GIVEN INSTRUCTION: What follows is a listing to be transcribed exactly.

EXERCISE INPUTS:
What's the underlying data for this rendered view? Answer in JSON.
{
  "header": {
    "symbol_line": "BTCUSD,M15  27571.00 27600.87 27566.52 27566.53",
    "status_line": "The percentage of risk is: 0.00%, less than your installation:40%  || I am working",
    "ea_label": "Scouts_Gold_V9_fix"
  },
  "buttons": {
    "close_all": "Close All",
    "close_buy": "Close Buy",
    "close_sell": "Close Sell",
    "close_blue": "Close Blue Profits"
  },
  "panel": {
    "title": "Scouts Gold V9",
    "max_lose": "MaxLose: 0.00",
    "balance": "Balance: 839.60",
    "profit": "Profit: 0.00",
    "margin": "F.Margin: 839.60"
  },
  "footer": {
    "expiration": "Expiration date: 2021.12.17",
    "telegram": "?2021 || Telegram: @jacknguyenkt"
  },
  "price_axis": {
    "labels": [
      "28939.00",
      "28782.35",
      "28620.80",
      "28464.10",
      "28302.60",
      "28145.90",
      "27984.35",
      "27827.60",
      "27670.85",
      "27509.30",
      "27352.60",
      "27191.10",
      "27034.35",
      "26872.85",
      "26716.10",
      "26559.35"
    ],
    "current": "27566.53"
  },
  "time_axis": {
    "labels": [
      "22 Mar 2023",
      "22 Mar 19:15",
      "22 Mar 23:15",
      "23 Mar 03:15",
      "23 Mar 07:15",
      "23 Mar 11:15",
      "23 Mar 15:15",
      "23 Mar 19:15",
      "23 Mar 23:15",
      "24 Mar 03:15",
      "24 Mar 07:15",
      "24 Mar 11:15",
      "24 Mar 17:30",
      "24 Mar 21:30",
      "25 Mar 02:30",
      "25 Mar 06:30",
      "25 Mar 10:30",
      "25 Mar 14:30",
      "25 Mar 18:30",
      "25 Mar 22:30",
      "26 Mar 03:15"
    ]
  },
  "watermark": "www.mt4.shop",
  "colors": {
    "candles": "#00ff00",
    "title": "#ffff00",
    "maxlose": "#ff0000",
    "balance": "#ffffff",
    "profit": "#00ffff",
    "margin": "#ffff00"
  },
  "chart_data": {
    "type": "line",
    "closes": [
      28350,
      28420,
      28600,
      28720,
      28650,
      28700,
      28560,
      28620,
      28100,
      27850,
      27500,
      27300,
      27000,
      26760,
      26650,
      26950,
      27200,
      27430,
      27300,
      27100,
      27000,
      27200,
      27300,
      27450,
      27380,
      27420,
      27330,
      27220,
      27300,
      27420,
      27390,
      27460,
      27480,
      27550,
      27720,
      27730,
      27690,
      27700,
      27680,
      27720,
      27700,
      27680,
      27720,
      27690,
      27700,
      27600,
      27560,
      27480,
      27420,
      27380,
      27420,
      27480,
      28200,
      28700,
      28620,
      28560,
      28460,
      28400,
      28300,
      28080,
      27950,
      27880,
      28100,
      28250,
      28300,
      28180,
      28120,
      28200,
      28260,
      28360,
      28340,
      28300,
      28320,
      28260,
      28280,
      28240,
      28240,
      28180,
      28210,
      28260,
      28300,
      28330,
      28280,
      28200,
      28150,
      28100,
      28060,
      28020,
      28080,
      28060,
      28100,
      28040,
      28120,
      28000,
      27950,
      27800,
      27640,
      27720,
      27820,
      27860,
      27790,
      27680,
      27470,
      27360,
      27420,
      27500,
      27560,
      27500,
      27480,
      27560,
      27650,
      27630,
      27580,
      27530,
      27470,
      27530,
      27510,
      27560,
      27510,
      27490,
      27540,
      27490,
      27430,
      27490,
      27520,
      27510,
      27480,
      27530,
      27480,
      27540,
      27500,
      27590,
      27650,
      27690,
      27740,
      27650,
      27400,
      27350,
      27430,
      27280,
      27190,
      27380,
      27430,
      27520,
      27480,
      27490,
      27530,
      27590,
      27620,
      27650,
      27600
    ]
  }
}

ANSWER TO THIS PROBLEM:
What's the underlying data for this rendered view? Answer in JSON.
{
  "header": {
    "symbol_line": "BTCUSD,M15  27571.00 27600.87 27566.52 27566.53",
    "status_line": "The percentage of risk is: 0.00%, less than your installation:40%  || I am working",
    "ea_label": "Scouts_Gold_V9_fix"
  },
  "buttons": {
    "close_all": "Close All",
    "close_buy": "Close Buy",
    "close_sell": "Close Sell",
    "close_blue": "Close Blue Profits"
  },
  "panel": {
    "title": "Scouts Gold V9",
    "max_lose": "MaxLose: 0.00",
    "balance": "Balance: 839.60",
    "profit": "Profit: 0.00",
    "margin": "F.Margin: 839.60"
  },
  "footer": {
    "expiration": "Expiration date: 2021.12.17",
    "telegram": "?2021 || Telegram: @jacknguyenkt"
  },
  "price_axis": {
    "labels": [
      "28939.00",
      "28782.35",
      "28620.80",
      "28464.10",
      "28302.60",
      "28145.90",
      "27984.35",
      "27827.60",
      "27670.85",
      "27509.30",
      "27352.60",
      "27191.10",
      "27034.35",
      "26872.85",
      "26716.10",
      "26559.35"
    ],
    "current": "27566.53"
  },
  "time_axis": {
    "labels": [
      "22 Mar 2023",
      "22 Mar 19:15",
      "22 Mar 23:15",
      "23 Mar 03:15",
      "23 Mar 07:15",
      "23 Mar 11:15",
      "23 Mar 15:15",
      "23 Mar 19:15",
      "23 Mar 23:15",
      "24 Mar 03:15",
      "24 Mar 07:15",
      "24 Mar 11:15",
      "24 Mar 17:30",
      "24 Mar 21:30",
      "25 Mar 02:30",
      "25 Mar 06:30",
      "25 Mar 10:30",
      "25 Mar 14:30",
      "25 Mar 18:30",
      "25 Mar 22:30",
      "26 Mar 03:15"
    ]
  },
  "watermark": "www.mt4.shop",
  "colors": {
    "candles": "#00ff00",
    "title": "#ffff00",
    "maxlose": "#ff0000",
    "balance": "#ffffff",
    "profit": "#00ffff",
    "margin": "#ffff00"
  },
  "chart_data": {
    "type": "line",
    "closes": [
      28350,
      28420,
      28600,
      28720,
      28650,
      28700,
      28560,
      28620,
      28100,
      27850,
      27500,
      27300,
      27000,
      26760,
      26650,
      26950,
      27200,
      27430,
      27300,
      27100,
      27000,
      27200,
      27300,
      27450,
      27380,
      27420,
      27330,
      27220,
      27300,
      27420,
      27390,
      27460,
      27480,
      27550,
      27720,
      27730,
      27690,
      27700,
      27680,
      27720,
      27700,
      27680,
      27720,
      27690,
      27700,
      27600,
      27560,
      27480,
      27420,
      27380,
      27420,
      27480,
      28200,
      28700,
      28620,
      28560,
      28460,
      28400,
      28300,
      28080,
      27950,
      27880,
      28100,
      28250,
      28300,
      28180,
      28120,
      28200,
      28260,
      28360,
      28340,
      28300,
      28320,
      28260,
      28280,
      28240,
      28240,
      28180,
      28210,
      28260,
      28300,
      28330,
      28280,
      28200,
      28150,
      28100,
      28060,
      28020,
      28080,
      28060,
      28100,
      28040,
      28120,
      28000,
      27950,
      27800,
      27640,
      27720,
      27820,
      27860,
      27790,
      27680,
      27470,
      27360,
      27420,
      27500,
      27560,
      27500,
      27480,
      27560,
      27650,
      27630,
      27580,
      27530,
      27470,
      27530,
      27510,
      27560,
      27510,
      27490,
      27540,
      27490,
      27430,
      27490,
      27520,
      27510,
      27480,
      27530,
      27480,
      27540,
      27500,
      27590,
      27650,
      27690,
      27740,
      27650,
      27400,
      27350,
      27430,
      27280,
      27190,
      27380,
      27430,
      27520,
      27480,
      27490,
      27530,
      27590,
      27620,
      27650,
      27600
    ]
  }
}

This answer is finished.